*TASK REQUIREMENTS:* Select and copy out every line in the records containing "Coverage".

*PROVIDED MATERIAL:*
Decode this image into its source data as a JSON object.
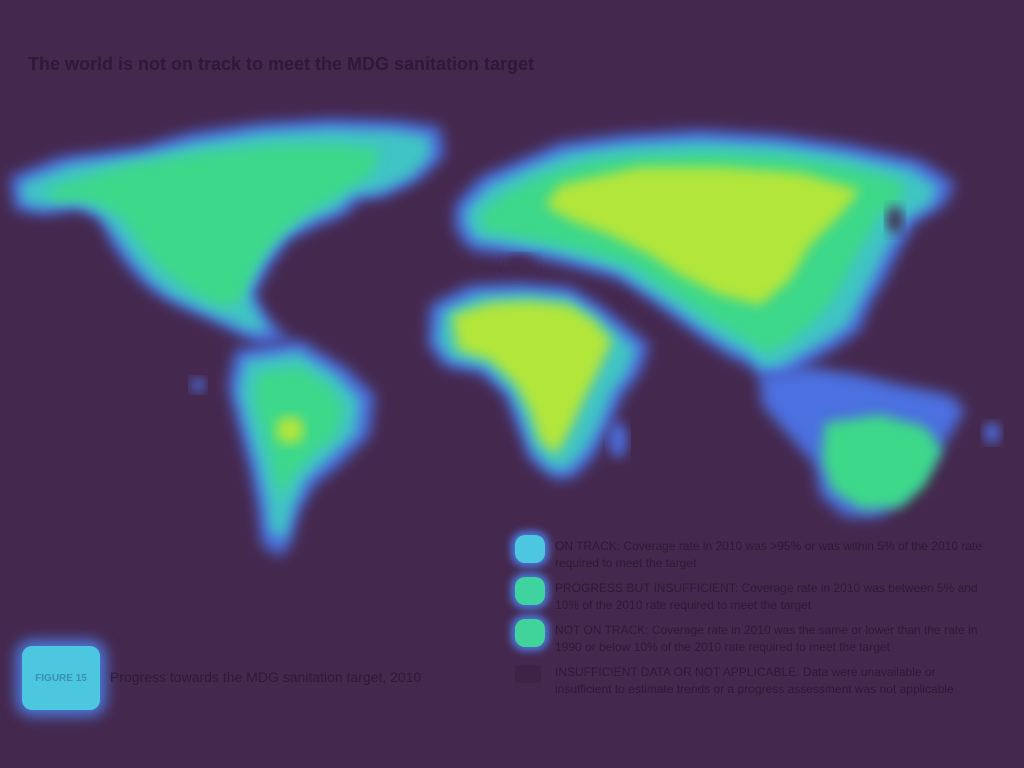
{
  "title": "The world is not on track to meet the MDG sanitation target",
  "figure": {
    "label": "FIGURE 15",
    "caption": "Progress towards the MDG sanitation target, 2010"
  },
  "map": {
    "regions": [
      "north-america",
      "south-america",
      "europe-asia",
      "africa",
      "oceania"
    ]
  },
  "legend": [
    {
      "key": "on-track",
      "color": "#39c9b5",
      "text": "ON TRACK: Coverage rate in 2010 was >95% or was within 5% of the 2010 rate required to meet the target"
    },
    {
      "key": "progress-insufficient",
      "color": "#5ae35e",
      "text": "PROGRESS BUT INSUFFICIENT: Coverage rate in 2010 was between 5% and 10% of the 2010 rate required to meet the target"
    },
    {
      "key": "not-on-track",
      "color": "#3fd48c",
      "text": "NOT ON TRACK: Coverage rate in 2010 was the same or lower than the rate in 1990 or below 10% of the 2010 rate required to meet the target"
    },
    {
      "key": "insufficient-data",
      "color": "#3d2346",
      "text": "INSUFFICIENT DATA OR NOT APPLICABLE: Data were unavailable or insufficient to estimate trends or a progress assessment was not applicable"
    }
  ],
  "colors": {
    "background": "#45284e",
    "land_edge": "#4b6fe0",
    "land_mid": "#3fc4c4",
    "land_green": "#3ed88a",
    "land_yellow": "#b2e63b"
  }
}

*SOLVED PROBLEM:*
      "text": "ON TRACK: Coverage rate in 2010 was >95% or was within 5% of the 2010 rate required to meet the target"
      "text": "PROGRESS BUT INSUFFICIENT: Coverage rate in 2010 was between 5% and 10% of the 2010 rate required to meet the target"
      "text": "NOT ON TRACK: Coverage rate in 2010 was the same or lower than the rate in 1990 or below 10% of the 2010 rate required to meet the target"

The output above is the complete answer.